— begin —

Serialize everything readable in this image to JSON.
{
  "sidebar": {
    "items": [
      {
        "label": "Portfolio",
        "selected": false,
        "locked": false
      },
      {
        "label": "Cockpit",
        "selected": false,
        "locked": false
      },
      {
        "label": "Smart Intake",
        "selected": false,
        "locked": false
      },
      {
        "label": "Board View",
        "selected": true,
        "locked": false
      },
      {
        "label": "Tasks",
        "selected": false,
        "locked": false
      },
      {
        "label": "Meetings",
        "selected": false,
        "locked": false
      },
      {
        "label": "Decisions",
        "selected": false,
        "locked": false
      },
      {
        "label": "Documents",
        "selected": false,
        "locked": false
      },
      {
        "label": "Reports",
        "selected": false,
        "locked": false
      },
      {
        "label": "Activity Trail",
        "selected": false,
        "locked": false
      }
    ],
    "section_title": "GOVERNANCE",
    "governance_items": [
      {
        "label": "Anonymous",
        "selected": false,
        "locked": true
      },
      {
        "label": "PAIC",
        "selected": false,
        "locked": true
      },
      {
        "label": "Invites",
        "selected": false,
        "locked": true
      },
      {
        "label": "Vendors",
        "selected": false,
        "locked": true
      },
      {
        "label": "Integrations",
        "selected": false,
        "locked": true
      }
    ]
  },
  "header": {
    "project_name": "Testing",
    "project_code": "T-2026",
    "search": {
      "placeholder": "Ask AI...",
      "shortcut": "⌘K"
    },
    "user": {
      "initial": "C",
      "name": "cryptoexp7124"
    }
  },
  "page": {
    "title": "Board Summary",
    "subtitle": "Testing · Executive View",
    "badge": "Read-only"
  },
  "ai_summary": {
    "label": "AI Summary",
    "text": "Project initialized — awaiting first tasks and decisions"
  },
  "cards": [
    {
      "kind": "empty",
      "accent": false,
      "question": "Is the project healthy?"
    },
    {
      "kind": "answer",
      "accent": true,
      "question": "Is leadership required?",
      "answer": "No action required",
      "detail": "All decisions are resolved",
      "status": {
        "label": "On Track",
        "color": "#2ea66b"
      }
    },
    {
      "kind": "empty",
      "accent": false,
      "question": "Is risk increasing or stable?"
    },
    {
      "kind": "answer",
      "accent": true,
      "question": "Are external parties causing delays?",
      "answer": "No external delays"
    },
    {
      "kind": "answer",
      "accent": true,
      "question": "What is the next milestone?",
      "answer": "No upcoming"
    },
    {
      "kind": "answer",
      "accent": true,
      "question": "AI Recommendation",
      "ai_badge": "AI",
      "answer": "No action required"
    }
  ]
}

— end —

## Set problem
Look through the entries above; copy each line where the string "Board" appears.

## Correct result
        "label": "Board View",
    "title": "Board Summary",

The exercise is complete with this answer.